- Goal -
Write the data out again in full, with no departure from the original.

- Records supplied -
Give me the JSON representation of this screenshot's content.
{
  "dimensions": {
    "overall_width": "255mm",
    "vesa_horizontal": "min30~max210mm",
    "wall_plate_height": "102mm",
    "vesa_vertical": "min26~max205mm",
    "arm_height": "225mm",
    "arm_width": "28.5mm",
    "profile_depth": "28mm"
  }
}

- Written response -
Give me the JSON representation of this screenshot's content.
{
  "dimensions": {
    "overall_width": "255mm",
    "vesa_horizontal": "min30~max210mm",
    "wall_plate_height": "102mm",
    "vesa_vertical": "min26~max205mm",
    "arm_height": "225mm",
    "arm_width": "28.5mm",
    "profile_depth": "28mm"
  }
}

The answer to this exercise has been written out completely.